Copy each line in the data below that contains the word "prevent".

○ ○ ○ ○

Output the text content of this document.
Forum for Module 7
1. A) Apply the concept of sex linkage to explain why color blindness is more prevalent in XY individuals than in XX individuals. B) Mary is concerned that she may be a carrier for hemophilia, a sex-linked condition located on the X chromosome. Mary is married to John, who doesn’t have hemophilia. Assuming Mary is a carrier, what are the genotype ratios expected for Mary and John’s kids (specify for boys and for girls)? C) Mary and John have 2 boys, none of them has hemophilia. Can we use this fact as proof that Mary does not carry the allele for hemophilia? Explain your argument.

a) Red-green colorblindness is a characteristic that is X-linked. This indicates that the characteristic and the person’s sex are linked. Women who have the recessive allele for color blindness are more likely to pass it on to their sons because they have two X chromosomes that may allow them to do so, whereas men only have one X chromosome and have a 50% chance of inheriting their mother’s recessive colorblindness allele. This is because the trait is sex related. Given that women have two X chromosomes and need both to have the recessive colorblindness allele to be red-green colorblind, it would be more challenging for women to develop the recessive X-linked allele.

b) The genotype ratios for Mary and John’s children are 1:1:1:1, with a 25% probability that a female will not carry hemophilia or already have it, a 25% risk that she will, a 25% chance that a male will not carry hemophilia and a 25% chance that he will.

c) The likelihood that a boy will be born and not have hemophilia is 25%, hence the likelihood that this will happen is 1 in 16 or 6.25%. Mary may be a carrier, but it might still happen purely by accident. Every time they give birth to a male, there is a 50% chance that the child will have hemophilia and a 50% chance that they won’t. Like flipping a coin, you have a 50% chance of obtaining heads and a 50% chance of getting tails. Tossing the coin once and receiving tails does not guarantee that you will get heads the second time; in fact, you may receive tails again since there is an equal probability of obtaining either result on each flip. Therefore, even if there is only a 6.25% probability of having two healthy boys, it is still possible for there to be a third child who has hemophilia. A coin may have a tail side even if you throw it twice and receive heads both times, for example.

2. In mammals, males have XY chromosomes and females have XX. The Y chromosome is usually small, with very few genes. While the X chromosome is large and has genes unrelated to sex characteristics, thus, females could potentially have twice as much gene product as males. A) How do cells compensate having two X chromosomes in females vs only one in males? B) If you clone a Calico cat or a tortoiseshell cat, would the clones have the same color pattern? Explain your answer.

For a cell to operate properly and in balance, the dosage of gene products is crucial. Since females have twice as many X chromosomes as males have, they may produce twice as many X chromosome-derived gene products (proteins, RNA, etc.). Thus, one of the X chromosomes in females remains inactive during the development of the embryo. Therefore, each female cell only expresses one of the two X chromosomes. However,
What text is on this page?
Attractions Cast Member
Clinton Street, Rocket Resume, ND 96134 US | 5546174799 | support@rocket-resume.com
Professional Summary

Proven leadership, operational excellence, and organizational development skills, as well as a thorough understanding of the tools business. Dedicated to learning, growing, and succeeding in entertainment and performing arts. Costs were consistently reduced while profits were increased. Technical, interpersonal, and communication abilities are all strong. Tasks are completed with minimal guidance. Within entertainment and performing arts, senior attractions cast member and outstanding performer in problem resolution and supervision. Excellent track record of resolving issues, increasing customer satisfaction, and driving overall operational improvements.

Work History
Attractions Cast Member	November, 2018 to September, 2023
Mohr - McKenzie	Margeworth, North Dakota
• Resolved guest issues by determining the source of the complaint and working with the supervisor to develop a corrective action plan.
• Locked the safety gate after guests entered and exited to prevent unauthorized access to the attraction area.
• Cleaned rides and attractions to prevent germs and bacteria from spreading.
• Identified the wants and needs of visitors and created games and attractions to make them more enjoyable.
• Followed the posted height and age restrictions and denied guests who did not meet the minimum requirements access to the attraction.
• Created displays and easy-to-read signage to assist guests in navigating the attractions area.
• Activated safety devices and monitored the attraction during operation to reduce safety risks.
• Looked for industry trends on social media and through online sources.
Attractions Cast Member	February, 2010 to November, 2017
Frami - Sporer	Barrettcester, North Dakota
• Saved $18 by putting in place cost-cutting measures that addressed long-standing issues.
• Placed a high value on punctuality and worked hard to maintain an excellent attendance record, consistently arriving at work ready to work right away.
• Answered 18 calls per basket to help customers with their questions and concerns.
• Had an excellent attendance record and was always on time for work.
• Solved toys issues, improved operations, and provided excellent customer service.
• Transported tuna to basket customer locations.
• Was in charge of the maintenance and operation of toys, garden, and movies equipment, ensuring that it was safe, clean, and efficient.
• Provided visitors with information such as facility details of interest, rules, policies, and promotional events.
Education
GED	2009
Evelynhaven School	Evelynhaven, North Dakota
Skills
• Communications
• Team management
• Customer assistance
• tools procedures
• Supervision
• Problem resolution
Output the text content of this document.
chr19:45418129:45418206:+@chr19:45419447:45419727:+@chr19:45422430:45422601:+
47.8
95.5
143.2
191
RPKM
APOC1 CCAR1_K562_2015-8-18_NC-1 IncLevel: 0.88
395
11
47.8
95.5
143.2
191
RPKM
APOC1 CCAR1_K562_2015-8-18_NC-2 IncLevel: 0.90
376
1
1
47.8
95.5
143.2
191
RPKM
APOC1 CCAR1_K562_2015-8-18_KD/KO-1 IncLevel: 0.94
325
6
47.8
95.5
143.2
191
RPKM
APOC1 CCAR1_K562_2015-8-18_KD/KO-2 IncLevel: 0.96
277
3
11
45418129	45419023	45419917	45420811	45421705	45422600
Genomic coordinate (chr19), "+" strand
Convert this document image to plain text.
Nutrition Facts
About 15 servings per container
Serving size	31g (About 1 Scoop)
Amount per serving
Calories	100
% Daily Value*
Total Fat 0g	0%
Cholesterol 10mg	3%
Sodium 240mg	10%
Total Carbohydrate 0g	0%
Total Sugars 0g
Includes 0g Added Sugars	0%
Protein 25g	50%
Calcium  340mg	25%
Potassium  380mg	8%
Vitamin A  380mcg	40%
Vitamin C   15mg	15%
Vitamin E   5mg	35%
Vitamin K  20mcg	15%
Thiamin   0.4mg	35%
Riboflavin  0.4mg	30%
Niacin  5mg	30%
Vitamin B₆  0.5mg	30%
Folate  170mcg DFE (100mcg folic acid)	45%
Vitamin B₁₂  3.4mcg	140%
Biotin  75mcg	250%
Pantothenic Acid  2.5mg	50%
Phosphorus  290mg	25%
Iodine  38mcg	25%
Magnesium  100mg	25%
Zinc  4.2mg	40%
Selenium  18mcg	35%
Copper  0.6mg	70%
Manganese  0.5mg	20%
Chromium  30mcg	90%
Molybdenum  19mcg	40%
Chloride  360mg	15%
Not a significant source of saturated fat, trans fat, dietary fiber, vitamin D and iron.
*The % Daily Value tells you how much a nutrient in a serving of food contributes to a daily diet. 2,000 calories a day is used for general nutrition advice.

○ ○ ○ ○

| Output of the exercise |
• Locked the safety gate after guests entered and exited to prevent unauthorized access to the attraction area.
• Cleaned rides and attractions to prevent germs and bacteria from spreading.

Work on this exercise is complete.